### What to work on
Render every entry exactly as it appears.

### Dataset entries

________

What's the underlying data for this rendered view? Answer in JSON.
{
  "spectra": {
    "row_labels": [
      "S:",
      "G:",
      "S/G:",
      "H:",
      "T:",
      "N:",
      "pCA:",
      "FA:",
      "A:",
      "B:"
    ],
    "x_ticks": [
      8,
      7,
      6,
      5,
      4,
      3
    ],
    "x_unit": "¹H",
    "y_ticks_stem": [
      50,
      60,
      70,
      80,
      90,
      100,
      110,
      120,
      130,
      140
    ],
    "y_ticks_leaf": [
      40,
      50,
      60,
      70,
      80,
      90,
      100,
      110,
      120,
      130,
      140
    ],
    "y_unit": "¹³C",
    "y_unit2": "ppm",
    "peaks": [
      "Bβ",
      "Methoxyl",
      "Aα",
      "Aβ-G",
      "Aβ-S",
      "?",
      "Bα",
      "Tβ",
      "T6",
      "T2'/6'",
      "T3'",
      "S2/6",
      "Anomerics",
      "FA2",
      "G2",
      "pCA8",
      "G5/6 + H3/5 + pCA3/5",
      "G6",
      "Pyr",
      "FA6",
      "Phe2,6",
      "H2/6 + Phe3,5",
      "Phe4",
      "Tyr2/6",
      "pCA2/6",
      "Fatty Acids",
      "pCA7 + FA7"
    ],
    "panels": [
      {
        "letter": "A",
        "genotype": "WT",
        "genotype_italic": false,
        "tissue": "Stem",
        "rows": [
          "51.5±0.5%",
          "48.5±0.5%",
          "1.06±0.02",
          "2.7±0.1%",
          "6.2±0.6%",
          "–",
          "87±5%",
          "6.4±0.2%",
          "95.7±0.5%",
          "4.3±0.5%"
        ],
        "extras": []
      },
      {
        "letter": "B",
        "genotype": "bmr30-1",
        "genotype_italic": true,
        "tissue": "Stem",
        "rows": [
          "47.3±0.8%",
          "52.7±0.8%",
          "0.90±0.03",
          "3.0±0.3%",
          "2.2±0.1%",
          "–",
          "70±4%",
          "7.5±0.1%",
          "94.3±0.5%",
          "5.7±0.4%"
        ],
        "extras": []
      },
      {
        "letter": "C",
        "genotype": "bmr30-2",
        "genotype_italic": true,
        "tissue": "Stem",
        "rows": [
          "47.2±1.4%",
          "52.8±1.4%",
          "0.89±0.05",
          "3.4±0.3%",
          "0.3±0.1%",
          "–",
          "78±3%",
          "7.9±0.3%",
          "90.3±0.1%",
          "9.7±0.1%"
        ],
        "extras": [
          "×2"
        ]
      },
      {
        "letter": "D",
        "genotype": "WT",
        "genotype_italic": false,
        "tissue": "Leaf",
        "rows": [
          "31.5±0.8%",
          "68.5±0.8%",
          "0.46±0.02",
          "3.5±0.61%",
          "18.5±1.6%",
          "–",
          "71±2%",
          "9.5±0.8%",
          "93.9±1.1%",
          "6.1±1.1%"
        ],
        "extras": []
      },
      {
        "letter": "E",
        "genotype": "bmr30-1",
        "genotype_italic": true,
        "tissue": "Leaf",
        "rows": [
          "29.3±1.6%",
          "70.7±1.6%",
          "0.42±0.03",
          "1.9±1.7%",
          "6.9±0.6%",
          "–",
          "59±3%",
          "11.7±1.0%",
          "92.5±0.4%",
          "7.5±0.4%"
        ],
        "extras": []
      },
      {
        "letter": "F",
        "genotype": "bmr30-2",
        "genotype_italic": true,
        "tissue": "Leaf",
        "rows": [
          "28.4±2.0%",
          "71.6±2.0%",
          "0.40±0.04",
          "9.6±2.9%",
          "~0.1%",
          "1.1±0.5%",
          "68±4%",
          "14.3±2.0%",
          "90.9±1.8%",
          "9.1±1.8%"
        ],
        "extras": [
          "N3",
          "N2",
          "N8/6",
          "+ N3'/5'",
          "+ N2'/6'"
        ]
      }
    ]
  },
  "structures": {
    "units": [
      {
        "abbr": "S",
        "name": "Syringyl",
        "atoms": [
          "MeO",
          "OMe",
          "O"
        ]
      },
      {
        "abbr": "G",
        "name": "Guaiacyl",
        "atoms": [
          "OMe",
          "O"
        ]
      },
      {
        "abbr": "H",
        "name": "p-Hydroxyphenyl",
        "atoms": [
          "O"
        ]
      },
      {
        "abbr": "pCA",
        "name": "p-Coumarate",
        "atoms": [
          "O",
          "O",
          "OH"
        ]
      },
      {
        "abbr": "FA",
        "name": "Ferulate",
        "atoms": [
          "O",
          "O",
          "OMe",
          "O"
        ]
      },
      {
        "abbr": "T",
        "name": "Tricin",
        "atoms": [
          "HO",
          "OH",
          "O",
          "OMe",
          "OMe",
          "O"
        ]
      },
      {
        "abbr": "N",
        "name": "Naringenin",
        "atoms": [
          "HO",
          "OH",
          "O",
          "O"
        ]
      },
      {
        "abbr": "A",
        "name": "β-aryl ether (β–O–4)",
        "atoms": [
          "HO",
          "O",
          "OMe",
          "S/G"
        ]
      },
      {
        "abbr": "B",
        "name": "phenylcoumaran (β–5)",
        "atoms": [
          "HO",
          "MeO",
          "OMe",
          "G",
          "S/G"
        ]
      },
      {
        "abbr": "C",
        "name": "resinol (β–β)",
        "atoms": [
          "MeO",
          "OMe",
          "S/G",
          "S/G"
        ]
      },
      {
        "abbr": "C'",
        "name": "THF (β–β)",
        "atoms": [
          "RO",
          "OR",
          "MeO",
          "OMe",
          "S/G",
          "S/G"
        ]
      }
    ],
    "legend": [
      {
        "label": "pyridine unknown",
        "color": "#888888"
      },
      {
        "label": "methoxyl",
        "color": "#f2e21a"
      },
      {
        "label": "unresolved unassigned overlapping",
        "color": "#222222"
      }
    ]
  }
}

________

### Solution to this problem
What's the underlying data for this rendered view? Answer in JSON.
{
  "spectra": {
    "row_labels": [
      "S:",
      "G:",
      "S/G:",
      "H:",
      "T:",
      "N:",
      "pCA:",
      "FA:",
      "A:",
      "B:"
    ],
    "x_ticks": [
      8,
      7,
      6,
      5,
      4,
      3
    ],
    "x_unit": "¹H",
    "y_ticks_stem": [
      50,
      60,
      70,
      80,
      90,
      100,
      110,
      120,
      130,
      140
    ],
    "y_ticks_leaf": [
      40,
      50,
      60,
      70,
      80,
      90,
      100,
      110,
      120,
      130,
      140
    ],
    "y_unit": "¹³C",
    "y_unit2": "ppm",
    "peaks": [
      "Bβ",
      "Methoxyl",
      "Aα",
      "Aβ-G",
      "Aβ-S",
      "?",
      "Bα",
      "Tβ",
      "T6",
      "T2'/6'",
      "T3'",
      "S2/6",
      "Anomerics",
      "FA2",
      "G2",
      "pCA8",
      "G5/6 + H3/5 + pCA3/5",
      "G6",
      "Pyr",
      "FA6",
      "Phe2,6",
      "H2/6 + Phe3,5",
      "Phe4",
      "Tyr2/6",
      "pCA2/6",
      "Fatty Acids",
      "pCA7 + FA7"
    ],
    "panels": [
      {
        "letter": "A",
        "genotype": "WT",
        "genotype_italic": false,
        "tissue": "Stem",
        "rows": [
          "51.5±0.5%",
          "48.5±0.5%",
          "1.06±0.02",
          "2.7±0.1%",
          "6.2±0.6%",
          "–",
          "87±5%",
          "6.4±0.2%",
          "95.7±0.5%",
          "4.3±0.5%"
        ],
        "extras": []
      },
      {
        "letter": "B",
        "genotype": "bmr30-1",
        "genotype_italic": true,
        "tissue": "Stem",
        "rows": [
          "47.3±0.8%",
          "52.7±0.8%",
          "0.90±0.03",
          "3.0±0.3%",
          "2.2±0.1%",
          "–",
          "70±4%",
          "7.5±0.1%",
          "94.3±0.5%",
          "5.7±0.4%"
        ],
        "extras": []
      },
      {
        "letter": "C",
        "genotype": "bmr30-2",
        "genotype_italic": true,
        "tissue": "Stem",
        "rows": [
          "47.2±1.4%",
          "52.8±1.4%",
          "0.89±0.05",
          "3.4±0.3%",
          "0.3±0.1%",
          "–",
          "78±3%",
          "7.9±0.3%",
          "90.3±0.1%",
          "9.7±0.1%"
        ],
        "extras": [
          "×2"
        ]
      },
      {
        "letter": "D",
        "genotype": "WT",
        "genotype_italic": false,
        "tissue": "Leaf",
        "rows": [
          "31.5±0.8%",
          "68.5±0.8%",
          "0.46±0.02",
          "3.5±0.61%",
          "18.5±1.6%",
          "–",
          "71±2%",
          "9.5±0.8%",
          "93.9±1.1%",
          "6.1±1.1%"
        ],
        "extras": []
      },
      {
        "letter": "E",
        "genotype": "bmr30-1",
        "genotype_italic": true,
        "tissue": "Leaf",
        "rows": [
          "29.3±1.6%",
          "70.7±1.6%",
          "0.42±0.03",
          "1.9±1.7%",
          "6.9±0.6%",
          "–",
          "59±3%",
          "11.7±1.0%",
          "92.5±0.4%",
          "7.5±0.4%"
        ],
        "extras": []
      },
      {
        "letter": "F",
        "genotype": "bmr30-2",
        "genotype_italic": true,
        "tissue": "Leaf",
        "rows": [
          "28.4±2.0%",
          "71.6±2.0%",
          "0.40±0.04",
          "9.6±2.9%",
          "~0.1%",
          "1.1±0.5%",
          "68±4%",
          "14.3±2.0%",
          "90.9±1.8%",
          "9.1±1.8%"
        ],
        "extras": [
          "N3",
          "N2",
          "N8/6",
          "+ N3'/5'",
          "+ N2'/6'"
        ]
      }
    ]
  },
  "structures": {
    "units": [
      {
        "abbr": "S",
        "name": "Syringyl",
        "atoms": [
          "MeO",
          "OMe",
          "O"
        ]
      },
      {
        "abbr": "G",
        "name": "Guaiacyl",
        "atoms": [
          "OMe",
          "O"
        ]
      },
      {
        "abbr": "H",
        "name": "p-Hydroxyphenyl",
        "atoms": [
          "O"
        ]
      },
      {
        "abbr": "pCA",
        "name": "p-Coumarate",
        "atoms": [
          "O",
          "O",
          "OH"
        ]
      },
      {
        "abbr": "FA",
        "name": "Ferulate",
        "atoms": [
          "O",
          "O",
          "OMe",
          "O"
        ]
      },
      {
        "abbr": "T",
        "name": "Tricin",
        "atoms": [
          "HO",
          "OH",
          "O",
          "OMe",
          "OMe",
          "O"
        ]
      },
      {
        "abbr": "N",
        "name": "Naringenin",
        "atoms": [
          "HO",
          "OH",
          "O",
          "O"
        ]
      },
      {
        "abbr": "A",
        "name": "β-aryl ether (β–O–4)",
        "atoms": [
          "HO",
          "O",
          "OMe",
          "S/G"
        ]
      },
      {
        "abbr": "B",
        "name": "phenylcoumaran (β–5)",
        "atoms": [
          "HO",
          "MeO",
          "OMe",
          "G",
          "S/G"
        ]
      },
      {
        "abbr": "C",
        "name": "resinol (β–β)",
        "atoms": [
          "MeO",
          "OMe",
          "S/G",
          "S/G"
        ]
      },
      {
        "abbr": "C'",
        "name": "THF (β–β)",
        "atoms": [
          "RO",
          "OR",
          "MeO",
          "OMe",
          "S/G",
          "S/G"
        ]
      }
    ],
    "legend": [
      {
        "label": "pyridine unknown",
        "color": "#888888"
      },
      {
        "label": "methoxyl",
        "color": "#f2e21a"
      },
      {
        "label": "unresolved unassigned overlapping",
        "color": "#222222"
      }
    ]
  }
}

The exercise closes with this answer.